課題 –
[A] このコラムにある一文「スターダムへの階段を、猛スピードで駆け上がった。」を英語に訳しなさい。
[B] このコラムに登場する人名を、筆者と編集者も含めてすべて書き出しなさい。
[C] 早坂心之介を取り上げたこのコラムの続きを、最後の文の後から書き進めなさい。

【Farewell-column】 WD名古屋に旅立つシンデレラボーイ VC長野・早坂心之介

バレーボールの季節が去り、長野県内のSVリーグ男子/Vリーグ男女の計3チームからも退団者が発表された。本企画はチームを去る選手・スタッフに敬意を表し、その働きぶりやチームに遺した財産などを改めて記録するもの。第7回は、VC長野トライデンツから強豪・ウルフドッグス名古屋への移籍が発表されたセッター(S)早坂心之介にスポットを当てる。

文:大枝 史/編集:大枝 令

新天地に素早く適応した司令塔
知らない世界を学んで急成長

スターダムへの階段を、猛スピードで駆け上がった。

2024年8月末、チーム始動からワンテンポ置いてVC長野に加入。中島健斗の故障離脱に伴い、急きょセッターを補強する必要性に迫られていた。

大同特殊鋼知多レッドスターから途中加入。SVリーグ開幕となるSTINGS愛知戦で先発に抜擢されると、その後も安定してコートに立って44試合116セットに出場した。

司令塔としてチームを牽引。スパイカー陣に的確でリズミカルなトスを供給し、VC長野の10勝に欠かせない役割を果たした。

アウトサイドヒッター(OH)の樋口裕希は、加入当初の早坂についてこう振り返る。

「僕らの高さやスピード。知らない世界が多すぎて、できていないことが多かった」

しかし、積極的なコミュニケーションと周囲のアドバイスもあり、驚異的なスピードで順応する。

提供データ –

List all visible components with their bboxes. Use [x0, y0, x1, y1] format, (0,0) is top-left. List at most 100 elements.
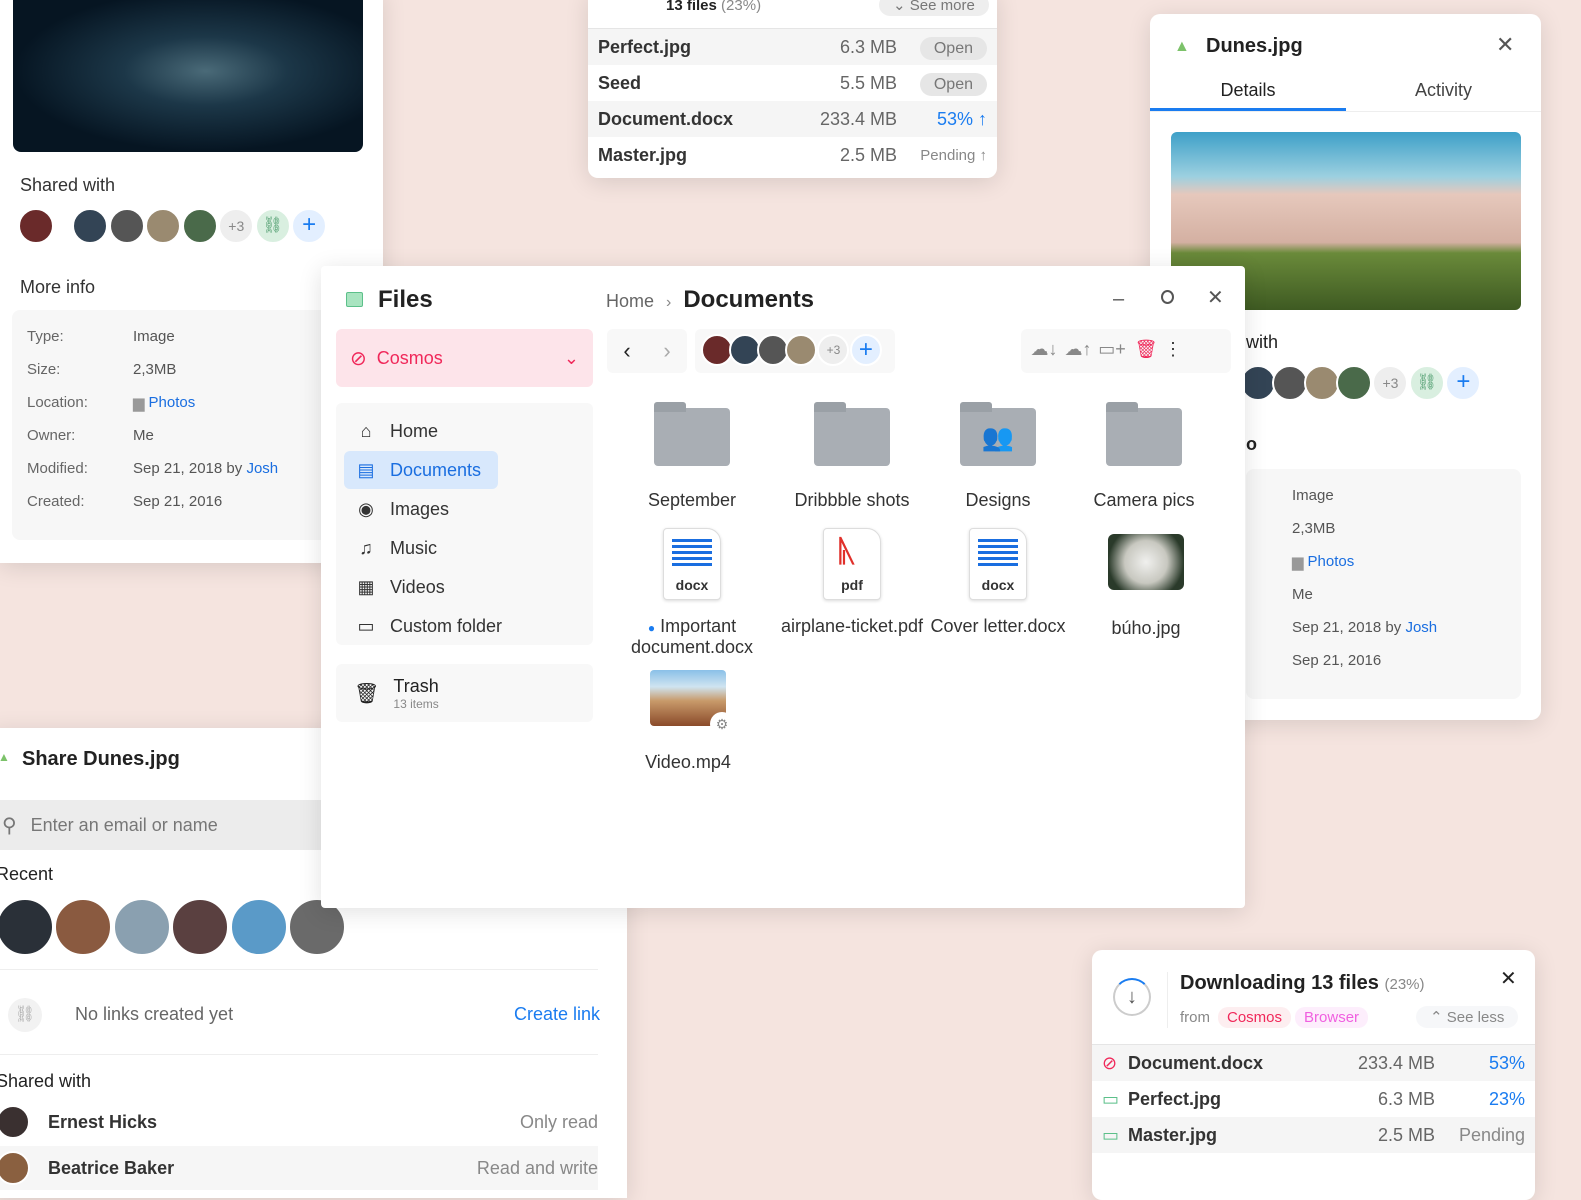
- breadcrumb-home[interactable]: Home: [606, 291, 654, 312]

解答一覧 –
[A] He raced up the stairway to stardom at breakneck speed.

[B] 早坂心之介、大枝史、大枝令、中島健斗、樋口裕希

[C]
特にオポジット(OP)ウルリック・ダールとの息の合った連係は見事だった。

「日々の練習からコミュニケーションを取ってやっているので、よくなってきている」。そう話していたように、言語の壁を超え、シーズンを追うごとに精度を高めた。

試合中にも二人の良好な関係が見受けられるシーンが数多くあった。

原石は経験に磨かれて輝き増す
対戦相手も認める、その存在感

シーズンが進むにつれて、早坂のセッターとしての真価を示す。

試合経験を積むことでSVリーグに慣れ、持ち前の高い技術力を安定して発揮。その成長ぶりは、チームメイトだけでなく対戦相手からも高く評価されていた。

チームメイトの樋口は「彼は知ることが大事で、知れば勝手に技術もついてくる。経験しないと難しいので時間はかかると思うけど、能力は高い選手」と振り返る。

そして第13節のWD名古屋戦GAME2の試合後会見では、対戦相手のS深津英臣もそのポテンシャルに言及した。

「僕とは違って口数が多くないと思うし、スタイルとしては少し違うかもしれないけれど、技術はすごく高い。うちのベンチもこっちのブロックもちゃんと見ているセッターだと感じている」

そのWD名古屋から声がかかった早坂。複数クラブに興味を示されていた中、6月2日にWD名古屋の加入が発表された。

「人生は一回しかない。現実的な問題はいったん置いて、今やれることを今やりたいという思いが自分の中で一番だと感じた。そこを妥協するという選択肢は全くなかった」

これは大同特殊鋼からVC長野に移籍した際の心境を明かしていた言葉だ。今回もおそらくは、内なる声に従った結果。とはいえVC長野で過ごした1シーズンは、早坂にとって大きな財産となっただろう。

V3からSVリーグへの挑戦、途中加入からの先発の定着。そして対戦相手からも認められる技術力――。未知の世界に飛び込み、適応しながら確かな存在感を示した。

VC長野での1年で鮮やかに花開いた、早坂心之介のシンデレラストーリー。登ってきた階段はずいぶんと長いが、この先もまだ続いている。WD名古屋という新たなステージでだ。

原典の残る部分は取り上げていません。